(Records from a collection)
********************

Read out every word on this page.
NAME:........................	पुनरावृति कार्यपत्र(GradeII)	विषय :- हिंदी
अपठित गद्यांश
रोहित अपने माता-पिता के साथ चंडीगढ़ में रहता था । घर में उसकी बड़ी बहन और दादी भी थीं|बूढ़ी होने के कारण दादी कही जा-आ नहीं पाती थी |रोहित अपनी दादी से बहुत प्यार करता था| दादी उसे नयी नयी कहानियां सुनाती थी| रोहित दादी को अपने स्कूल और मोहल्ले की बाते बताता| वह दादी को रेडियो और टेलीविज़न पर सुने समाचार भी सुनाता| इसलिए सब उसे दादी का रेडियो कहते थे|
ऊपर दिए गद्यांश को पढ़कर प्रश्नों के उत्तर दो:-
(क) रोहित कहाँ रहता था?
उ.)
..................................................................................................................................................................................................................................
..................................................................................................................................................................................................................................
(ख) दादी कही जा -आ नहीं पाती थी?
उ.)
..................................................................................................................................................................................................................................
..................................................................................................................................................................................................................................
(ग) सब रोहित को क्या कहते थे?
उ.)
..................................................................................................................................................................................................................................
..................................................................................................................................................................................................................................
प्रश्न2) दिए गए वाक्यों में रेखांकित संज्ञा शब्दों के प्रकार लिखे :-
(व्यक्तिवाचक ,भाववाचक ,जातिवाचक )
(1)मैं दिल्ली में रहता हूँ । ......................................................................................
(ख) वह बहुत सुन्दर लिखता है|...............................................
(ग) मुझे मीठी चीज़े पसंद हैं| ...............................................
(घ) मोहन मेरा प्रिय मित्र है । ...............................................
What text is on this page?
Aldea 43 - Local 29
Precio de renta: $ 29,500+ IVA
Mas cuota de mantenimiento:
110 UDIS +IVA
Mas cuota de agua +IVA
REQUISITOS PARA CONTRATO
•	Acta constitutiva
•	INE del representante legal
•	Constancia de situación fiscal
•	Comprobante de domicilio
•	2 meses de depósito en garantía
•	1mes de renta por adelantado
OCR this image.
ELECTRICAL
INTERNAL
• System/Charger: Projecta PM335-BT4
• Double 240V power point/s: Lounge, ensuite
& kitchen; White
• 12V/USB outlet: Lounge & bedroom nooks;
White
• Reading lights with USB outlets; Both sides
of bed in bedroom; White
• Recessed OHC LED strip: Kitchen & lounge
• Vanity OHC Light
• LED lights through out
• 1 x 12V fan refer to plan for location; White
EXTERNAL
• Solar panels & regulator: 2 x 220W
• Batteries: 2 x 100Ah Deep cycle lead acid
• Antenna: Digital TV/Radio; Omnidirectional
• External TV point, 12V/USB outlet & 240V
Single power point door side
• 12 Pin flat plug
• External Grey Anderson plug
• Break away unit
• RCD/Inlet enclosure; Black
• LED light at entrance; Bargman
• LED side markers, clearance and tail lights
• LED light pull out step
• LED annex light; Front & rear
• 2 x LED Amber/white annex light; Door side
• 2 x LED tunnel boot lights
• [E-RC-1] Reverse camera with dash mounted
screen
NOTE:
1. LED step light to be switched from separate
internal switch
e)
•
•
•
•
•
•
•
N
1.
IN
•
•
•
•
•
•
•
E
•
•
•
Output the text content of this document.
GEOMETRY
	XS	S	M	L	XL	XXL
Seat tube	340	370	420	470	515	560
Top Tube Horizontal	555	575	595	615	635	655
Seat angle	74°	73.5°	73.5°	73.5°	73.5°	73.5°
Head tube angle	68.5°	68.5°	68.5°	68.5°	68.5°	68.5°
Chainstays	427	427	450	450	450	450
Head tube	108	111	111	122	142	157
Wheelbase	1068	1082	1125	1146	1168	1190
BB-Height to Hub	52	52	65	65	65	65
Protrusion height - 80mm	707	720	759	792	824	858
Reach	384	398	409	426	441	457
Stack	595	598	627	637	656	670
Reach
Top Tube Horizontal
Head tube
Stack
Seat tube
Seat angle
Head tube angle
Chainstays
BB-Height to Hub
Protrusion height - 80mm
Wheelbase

********************

Your task is to return, exactly and on their own, the lines from the one containing "Output the text content of this document." through the last line of the listing.

RESPONSE
Output the text content of this document.
GEOMETRY
	XS	S	M	L	XL	XXL
Seat tube	340	370	420	470	515	560
Top Tube Horizontal	555	575	595	615	635	655
Seat angle	74°	73.5°	73.5°	73.5°	73.5°	73.5°
Head tube angle	68.5°	68.5°	68.5°	68.5°	68.5°	68.5°
Chainstays	427	427	450	450	450	450
Head tube	108	111	111	122	142	157
Wheelbase	1068	1082	1125	1146	1168	1190
BB-Height to Hub	52	52	65	65	65	65
Protrusion height - 80mm	707	720	759	792	824	858
Reach	384	398	409	426	441	457
Stack	595	598	627	637	656	670
Reach
Top Tube Horizontal
Head tube
Stack
Seat tube
Seat angle
Head tube angle
Chainstays
BB-Height to Hub
Protrusion height - 80mm
Wheelbase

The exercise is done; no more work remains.